• [ABOUT THIS TASK]
In the listing, some lines may hold the string "risk"; report how many do, as a bare number.

• [RAW DATA]
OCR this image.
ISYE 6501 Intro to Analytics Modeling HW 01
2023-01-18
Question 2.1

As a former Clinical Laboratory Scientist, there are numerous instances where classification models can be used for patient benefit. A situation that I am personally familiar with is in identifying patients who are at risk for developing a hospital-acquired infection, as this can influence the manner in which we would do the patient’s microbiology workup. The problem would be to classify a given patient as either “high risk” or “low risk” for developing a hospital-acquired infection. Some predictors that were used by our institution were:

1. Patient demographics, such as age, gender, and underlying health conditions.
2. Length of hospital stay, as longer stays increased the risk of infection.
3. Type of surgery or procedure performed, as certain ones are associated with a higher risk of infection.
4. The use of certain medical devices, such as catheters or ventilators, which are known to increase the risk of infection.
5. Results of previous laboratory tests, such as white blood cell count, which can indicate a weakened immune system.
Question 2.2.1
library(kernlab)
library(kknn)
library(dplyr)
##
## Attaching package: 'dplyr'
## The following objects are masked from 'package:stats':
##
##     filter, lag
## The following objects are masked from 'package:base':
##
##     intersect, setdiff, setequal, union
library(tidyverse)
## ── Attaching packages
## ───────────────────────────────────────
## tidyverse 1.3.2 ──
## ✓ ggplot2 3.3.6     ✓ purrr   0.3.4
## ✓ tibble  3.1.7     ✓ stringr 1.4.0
==
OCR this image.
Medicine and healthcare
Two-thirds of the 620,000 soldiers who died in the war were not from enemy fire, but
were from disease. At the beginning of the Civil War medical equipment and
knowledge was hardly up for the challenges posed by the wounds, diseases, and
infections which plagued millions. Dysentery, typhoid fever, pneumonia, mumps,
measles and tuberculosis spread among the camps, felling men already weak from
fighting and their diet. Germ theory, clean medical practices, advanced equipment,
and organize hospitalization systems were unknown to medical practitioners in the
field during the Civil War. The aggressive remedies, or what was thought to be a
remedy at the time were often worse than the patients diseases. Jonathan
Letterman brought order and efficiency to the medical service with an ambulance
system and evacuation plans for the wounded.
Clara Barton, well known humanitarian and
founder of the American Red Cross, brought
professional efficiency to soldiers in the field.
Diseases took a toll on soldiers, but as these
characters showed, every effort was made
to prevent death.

• [ANSWER SPACE]
4